Instructions to follow -> Take the records underneath and set them down exactly.

★ ★ ★ ★ ★ ★ ★

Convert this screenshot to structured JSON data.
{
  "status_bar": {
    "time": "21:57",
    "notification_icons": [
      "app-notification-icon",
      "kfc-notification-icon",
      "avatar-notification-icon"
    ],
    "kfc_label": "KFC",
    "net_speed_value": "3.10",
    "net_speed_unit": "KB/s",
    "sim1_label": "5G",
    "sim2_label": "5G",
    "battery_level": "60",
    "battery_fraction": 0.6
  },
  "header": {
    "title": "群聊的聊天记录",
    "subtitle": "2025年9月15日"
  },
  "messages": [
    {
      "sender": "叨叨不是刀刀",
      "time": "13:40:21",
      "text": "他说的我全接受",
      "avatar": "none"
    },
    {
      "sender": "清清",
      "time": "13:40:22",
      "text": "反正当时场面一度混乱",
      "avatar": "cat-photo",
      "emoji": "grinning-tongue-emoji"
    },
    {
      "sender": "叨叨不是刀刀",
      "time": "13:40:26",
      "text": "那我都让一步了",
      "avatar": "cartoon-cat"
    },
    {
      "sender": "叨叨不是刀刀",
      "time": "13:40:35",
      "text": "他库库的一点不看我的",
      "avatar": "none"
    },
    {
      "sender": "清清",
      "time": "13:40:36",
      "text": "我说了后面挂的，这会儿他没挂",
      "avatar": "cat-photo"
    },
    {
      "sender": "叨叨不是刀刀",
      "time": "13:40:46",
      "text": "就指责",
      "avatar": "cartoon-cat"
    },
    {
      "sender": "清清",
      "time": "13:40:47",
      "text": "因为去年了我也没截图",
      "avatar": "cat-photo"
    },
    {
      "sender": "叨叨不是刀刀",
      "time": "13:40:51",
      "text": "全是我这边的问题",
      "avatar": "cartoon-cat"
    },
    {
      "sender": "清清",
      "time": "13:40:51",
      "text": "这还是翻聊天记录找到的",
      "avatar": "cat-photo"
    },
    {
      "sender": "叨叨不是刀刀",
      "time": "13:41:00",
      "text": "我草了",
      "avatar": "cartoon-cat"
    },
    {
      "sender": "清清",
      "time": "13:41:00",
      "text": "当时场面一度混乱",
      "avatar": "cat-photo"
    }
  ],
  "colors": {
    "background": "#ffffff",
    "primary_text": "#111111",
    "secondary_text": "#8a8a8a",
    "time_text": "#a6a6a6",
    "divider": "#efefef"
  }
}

★ ★ ★ ★ ★ ★ ★

Solution below ->
Convert this screenshot to structured JSON data.
{
  "status_bar": {
    "time": "21:57",
    "notification_icons": [
      "app-notification-icon",
      "kfc-notification-icon",
      "avatar-notification-icon"
    ],
    "kfc_label": "KFC",
    "net_speed_value": "3.10",
    "net_speed_unit": "KB/s",
    "sim1_label": "5G",
    "sim2_label": "5G",
    "battery_level": "60",
    "battery_fraction": 0.6
  },
  "header": {
    "title": "群聊的聊天记录",
    "subtitle": "2025年9月15日"
  },
  "messages": [
    {
      "sender": "叨叨不是刀刀",
      "time": "13:40:21",
      "text": "他说的我全接受",
      "avatar": "none"
    },
    {
      "sender": "清清",
      "time": "13:40:22",
      "text": "反正当时场面一度混乱",
      "avatar": "cat-photo",
      "emoji": "grinning-tongue-emoji"
    },
    {
      "sender": "叨叨不是刀刀",
      "time": "13:40:26",
      "text": "那我都让一步了",
      "avatar": "cartoon-cat"
    },
    {
      "sender": "叨叨不是刀刀",
      "time": "13:40:35",
      "text": "他库库的一点不看我的",
      "avatar": "none"
    },
    {
      "sender": "清清",
      "time": "13:40:36",
      "text": "我说了后面挂的，这会儿他没挂",
      "avatar": "cat-photo"
    },
    {
      "sender": "叨叨不是刀刀",
      "time": "13:40:46",
      "text": "就指责",
      "avatar": "cartoon-cat"
    },
    {
      "sender": "清清",
      "time": "13:40:47",
      "text": "因为去年了我也没截图",
      "avatar": "cat-photo"
    },
    {
      "sender": "叨叨不是刀刀",
      "time": "13:40:51",
      "text": "全是我这边的问题",
      "avatar": "cartoon-cat"
    },
    {
      "sender": "清清",
      "time": "13:40:51",
      "text": "这还是翻聊天记录找到的",
      "avatar": "cat-photo"
    },
    {
      "sender": "叨叨不是刀刀",
      "time": "13:41:00",
      "text": "我草了",
      "avatar": "cartoon-cat"
    },
    {
      "sender": "清清",
      "time": "13:41:00",
      "text": "当时场面一度混乱",
      "avatar": "cat-photo"
    }
  ],
  "colors": {
    "background": "#ffffff",
    "primary_text": "#111111",
    "secondary_text": "#8a8a8a",
    "time_text": "#a6a6a6",
    "divider": "#efefef"
  }
}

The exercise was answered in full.